* **EXERCISE AIM**
Output every line of the data exactly as it appears.

* **DATA LINES**
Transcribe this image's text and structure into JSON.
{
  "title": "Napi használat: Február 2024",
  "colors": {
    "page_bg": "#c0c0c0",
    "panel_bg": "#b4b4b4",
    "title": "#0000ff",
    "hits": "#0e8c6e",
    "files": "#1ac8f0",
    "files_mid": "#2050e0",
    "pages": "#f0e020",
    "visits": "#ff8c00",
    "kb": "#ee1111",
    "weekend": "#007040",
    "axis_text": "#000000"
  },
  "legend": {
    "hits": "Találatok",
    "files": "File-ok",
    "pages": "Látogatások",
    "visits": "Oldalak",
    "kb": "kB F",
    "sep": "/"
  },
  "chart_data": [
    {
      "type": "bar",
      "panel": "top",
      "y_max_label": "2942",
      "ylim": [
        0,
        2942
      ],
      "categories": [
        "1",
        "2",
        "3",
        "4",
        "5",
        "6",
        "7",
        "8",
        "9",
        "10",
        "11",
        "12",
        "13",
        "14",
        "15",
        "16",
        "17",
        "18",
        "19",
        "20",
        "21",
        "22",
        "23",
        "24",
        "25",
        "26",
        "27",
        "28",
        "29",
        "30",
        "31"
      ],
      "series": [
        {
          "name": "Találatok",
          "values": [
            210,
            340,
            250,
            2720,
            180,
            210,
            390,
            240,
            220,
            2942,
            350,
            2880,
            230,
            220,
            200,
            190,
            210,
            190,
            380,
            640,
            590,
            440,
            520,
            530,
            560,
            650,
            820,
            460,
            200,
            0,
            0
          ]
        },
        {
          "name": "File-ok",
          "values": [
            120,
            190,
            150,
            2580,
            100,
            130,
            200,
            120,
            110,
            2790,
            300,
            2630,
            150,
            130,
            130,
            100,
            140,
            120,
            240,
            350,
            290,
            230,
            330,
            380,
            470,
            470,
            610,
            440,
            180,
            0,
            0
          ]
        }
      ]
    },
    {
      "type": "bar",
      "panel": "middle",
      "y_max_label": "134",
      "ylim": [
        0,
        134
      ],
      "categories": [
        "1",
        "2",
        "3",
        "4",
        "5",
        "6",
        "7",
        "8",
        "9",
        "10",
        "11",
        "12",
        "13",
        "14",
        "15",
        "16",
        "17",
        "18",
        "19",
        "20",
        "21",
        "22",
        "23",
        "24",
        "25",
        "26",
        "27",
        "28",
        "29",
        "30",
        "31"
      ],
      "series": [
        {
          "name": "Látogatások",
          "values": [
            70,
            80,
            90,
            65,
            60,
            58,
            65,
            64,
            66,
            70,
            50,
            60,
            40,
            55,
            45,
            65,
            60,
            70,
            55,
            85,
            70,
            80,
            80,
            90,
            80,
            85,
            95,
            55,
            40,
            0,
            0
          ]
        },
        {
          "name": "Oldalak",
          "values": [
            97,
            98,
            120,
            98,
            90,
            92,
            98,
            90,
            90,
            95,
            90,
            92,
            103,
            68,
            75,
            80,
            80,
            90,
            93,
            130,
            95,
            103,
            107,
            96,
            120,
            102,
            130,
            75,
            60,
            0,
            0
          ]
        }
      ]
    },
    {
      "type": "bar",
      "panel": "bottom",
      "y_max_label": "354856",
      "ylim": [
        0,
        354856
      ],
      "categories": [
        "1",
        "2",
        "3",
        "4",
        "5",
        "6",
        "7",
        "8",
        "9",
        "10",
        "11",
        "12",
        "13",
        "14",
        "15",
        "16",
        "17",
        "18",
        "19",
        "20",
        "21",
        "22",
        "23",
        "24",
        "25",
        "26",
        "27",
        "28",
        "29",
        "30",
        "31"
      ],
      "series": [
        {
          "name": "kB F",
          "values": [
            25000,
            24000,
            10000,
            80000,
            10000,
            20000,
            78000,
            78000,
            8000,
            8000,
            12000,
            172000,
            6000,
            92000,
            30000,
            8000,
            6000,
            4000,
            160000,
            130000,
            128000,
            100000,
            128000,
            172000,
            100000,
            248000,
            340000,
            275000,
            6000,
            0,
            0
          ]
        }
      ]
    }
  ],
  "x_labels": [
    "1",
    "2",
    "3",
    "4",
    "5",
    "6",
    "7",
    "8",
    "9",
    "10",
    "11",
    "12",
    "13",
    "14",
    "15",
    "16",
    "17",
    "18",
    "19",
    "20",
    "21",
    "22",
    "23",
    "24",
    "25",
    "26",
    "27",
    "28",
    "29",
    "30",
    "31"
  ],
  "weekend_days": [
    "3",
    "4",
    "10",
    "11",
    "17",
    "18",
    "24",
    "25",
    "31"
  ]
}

* **EXERCISE OUTPUT**
Transcribe this image's text and structure into JSON.
{
  "title": "Napi használat: Február 2024",
  "colors": {
    "page_bg": "#c0c0c0",
    "panel_bg": "#b4b4b4",
    "title": "#0000ff",
    "hits": "#0e8c6e",
    "files": "#1ac8f0",
    "files_mid": "#2050e0",
    "pages": "#f0e020",
    "visits": "#ff8c00",
    "kb": "#ee1111",
    "weekend": "#007040",
    "axis_text": "#000000"
  },
  "legend": {
    "hits": "Találatok",
    "files": "File-ok",
    "pages": "Látogatások",
    "visits": "Oldalak",
    "kb": "kB F",
    "sep": "/"
  },
  "chart_data": [
    {
      "type": "bar",
      "panel": "top",
      "y_max_label": "2942",
      "ylim": [
        0,
        2942
      ],
      "categories": [
        "1",
        "2",
        "3",
        "4",
        "5",
        "6",
        "7",
        "8",
        "9",
        "10",
        "11",
        "12",
        "13",
        "14",
        "15",
        "16",
        "17",
        "18",
        "19",
        "20",
        "21",
        "22",
        "23",
        "24",
        "25",
        "26",
        "27",
        "28",
        "29",
        "30",
        "31"
      ],
      "series": [
        {
          "name": "Találatok",
          "values": [
            210,
            340,
            250,
            2720,
            180,
            210,
            390,
            240,
            220,
            2942,
            350,
            2880,
            230,
            220,
            200,
            190,
            210,
            190,
            380,
            640,
            590,
            440,
            520,
            530,
            560,
            650,
            820,
            460,
            200,
            0,
            0
          ]
        },
        {
          "name": "File-ok",
          "values": [
            120,
            190,
            150,
            2580,
            100,
            130,
            200,
            120,
            110,
            2790,
            300,
            2630,
            150,
            130,
            130,
            100,
            140,
            120,
            240,
            350,
            290,
            230,
            330,
            380,
            470,
            470,
            610,
            440,
            180,
            0,
            0
          ]
        }
      ]
    },
    {
      "type": "bar",
      "panel": "middle",
      "y_max_label": "134",
      "ylim": [
        0,
        134
      ],
      "categories": [
        "1",
        "2",
        "3",
        "4",
        "5",
        "6",
        "7",
        "8",
        "9",
        "10",
        "11",
        "12",
        "13",
        "14",
        "15",
        "16",
        "17",
        "18",
        "19",
        "20",
        "21",
        "22",
        "23",
        "24",
        "25",
        "26",
        "27",
        "28",
        "29",
        "30",
        "31"
      ],
      "series": [
        {
          "name": "Látogatások",
          "values": [
            70,
            80,
            90,
            65,
            60,
            58,
            65,
            64,
            66,
            70,
            50,
            60,
            40,
            55,
            45,
            65,
            60,
            70,
            55,
            85,
            70,
            80,
            80,
            90,
            80,
            85,
            95,
            55,
            40,
            0,
            0
          ]
        },
        {
          "name": "Oldalak",
          "values": [
            97,
            98,
            120,
            98,
            90,
            92,
            98,
            90,
            90,
            95,
            90,
            92,
            103,
            68,
            75,
            80,
            80,
            90,
            93,
            130,
            95,
            103,
            107,
            96,
            120,
            102,
            130,
            75,
            60,
            0,
            0
          ]
        }
      ]
    },
    {
      "type": "bar",
      "panel": "bottom",
      "y_max_label": "354856",
      "ylim": [
        0,
        354856
      ],
      "categories": [
        "1",
        "2",
        "3",
        "4",
        "5",
        "6",
        "7",
        "8",
        "9",
        "10",
        "11",
        "12",
        "13",
        "14",
        "15",
        "16",
        "17",
        "18",
        "19",
        "20",
        "21",
        "22",
        "23",
        "24",
        "25",
        "26",
        "27",
        "28",
        "29",
        "30",
        "31"
      ],
      "series": [
        {
          "name": "kB F",
          "values": [
            25000,
            24000,
            10000,
            80000,
            10000,
            20000,
            78000,
            78000,
            8000,
            8000,
            12000,
            172000,
            6000,
            92000,
            30000,
            8000,
            6000,
            4000,
            160000,
            130000,
            128000,
            100000,
            128000,
            172000,
            100000,
            248000,
            340000,
            275000,
            6000,
            0,
            0
          ]
        }
      ]
    }
  ],
  "x_labels": [
    "1",
    "2",
    "3",
    "4",
    "5",
    "6",
    "7",
    "8",
    "9",
    "10",
    "11",
    "12",
    "13",
    "14",
    "15",
    "16",
    "17",
    "18",
    "19",
    "20",
    "21",
    "22",
    "23",
    "24",
    "25",
    "26",
    "27",
    "28",
    "29",
    "30",
    "31"
  ],
  "weekend_days": [
    "3",
    "4",
    "10",
    "11",
    "17",
    "18",
    "24",
    "25",
    "31"
  ]
}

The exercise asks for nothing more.